• Work instructions
Rewrite the passage of the insurance guidance starting at "What insurance implications" and ending at "from franchise-related decisions.", swapping "exposure" for "risk".

• Selected excerpt
How PE changes governance:
Board composition: PE firms typically take board seats, adding experienced directors who understand D&O exposure.
Governance standards: PE investors often raise governance standards, which can actually reduce some risks while creating others.
Reporting requirements: More rigorous reporting increases disclosure-related exposure.
Transaction activity: PE portfolio companies are more likely to engage in M&A activities with associated insurance implications.
Negotiating insurance provisions:
Investment documents: Insurance requirements appear in investment agreements.
Covenant compliance: Ongoing insurance covenants must be maintained.
Approval rights: PE investors may have approval rights over insurance changes.
Reporting: Regular insurance reporting may be required.
Insurance during PE ownership:
Portfolio synergies: Some PE firms offer portfolio company insurance programs.
Enhanced risk management: PE ownership often brings improved risk management practices.
Exit preparation: Insurance positioning for eventual exit, whether sale or IPO.
Claim handling: PE firms are experienced with insurance claims and may have preferred approaches.
What insurance implications come with franchising my business?
Franchising your business creates new categories of risk as you become a franchisor responsible for a network of franchisees. Insurance arrangements must address both your exposure and franchisee requirements.
Franchisor insurance needs:
Franchisor E&O: Professional liability covering claims that your franchise system, training, or support was inadequate.
Vicarious liability: You may face claims for franchisee conduct. General liability should address this exposure.
D&O coverage: Directors and officers face exposure from franchise-related decisions.
Trademark and IP: Coverage for intellectual property claims related to your franchise system.
Advertising liability: Claims arising from franchise marketing activities.
Franchisee insurance requirements:
Minimum coverages: Franchise agreements typically specify required coverages franchisees must carry.
Standard limits: Common requirements include $1-2 million general liability, $1 million auto liability, and workers’ comp.
Additional insured: Require franchisees to add you as additional insured on their policies.
Certificate requirements: Obtain and track certificates of insurance from all franchisees.
Approved insurers: You may specify acceptable insurance carriers.
Franchise agreement provisions:
Insurance minimums: Clearly state required coverages, limits, and terms.
Compliance verification: Procedures for verifying franchisee insurance compliance.
Consequences of non-compliance: What happens if a franchisee fails to maintain required coverage.
Indemnification: How franchisees indemnify you and how insurance supports indemnification.
Ongoing management:
Tracking systems: Implement systems to track franchisee insurance compliance.
Renewal monitoring: Ensure policies don’t lapse between renewals.
Claims coordination: Procedures for handling claims involving franchisees.
Annual review: Periodically review franchise insurance requirements against current best practices.
What insurance is needed for a family business succession?
Family business succession involves unique dynamics where family relationships intersect with business decisions. Insurance plays several roles in facilitating smooth transitions.

• Given data

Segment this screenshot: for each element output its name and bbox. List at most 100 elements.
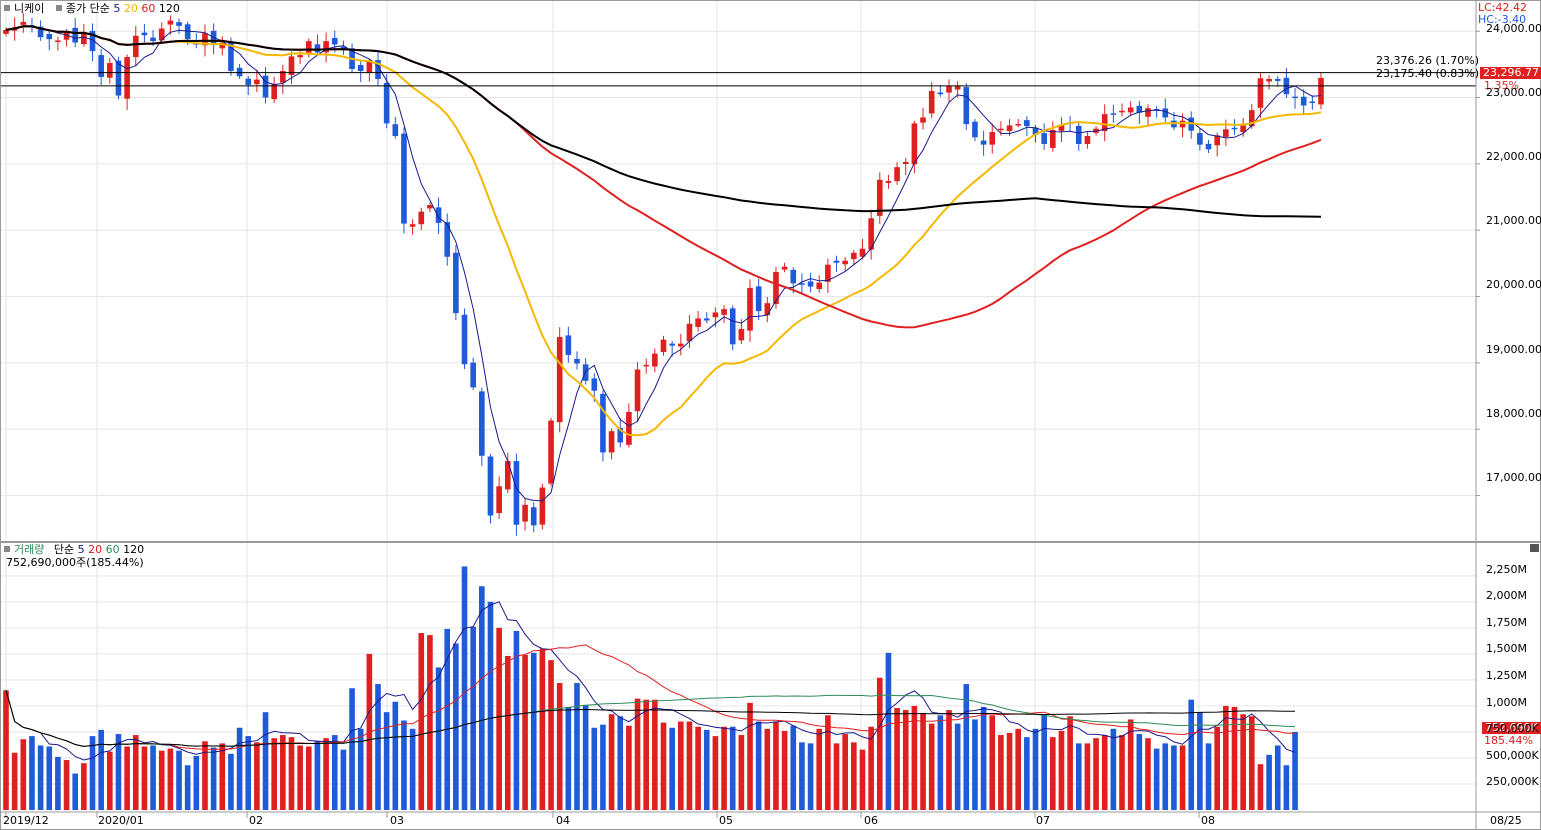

• Exercise solution
What insurance implications come with franchising my business?
Franchising your business creates new categories of risk as you become a franchisor responsible for a network of franchisees. Insurance arrangements must address both your risk and franchisee requirements.
Franchisor insurance needs:
Franchisor E&O: Professional liability covering claims that your franchise system, training, or support was inadequate.
Vicarious liability: You may face claims for franchisee conduct. General liability should address this risk.
D&O coverage: Directors and officers face risk from franchise-related decisions.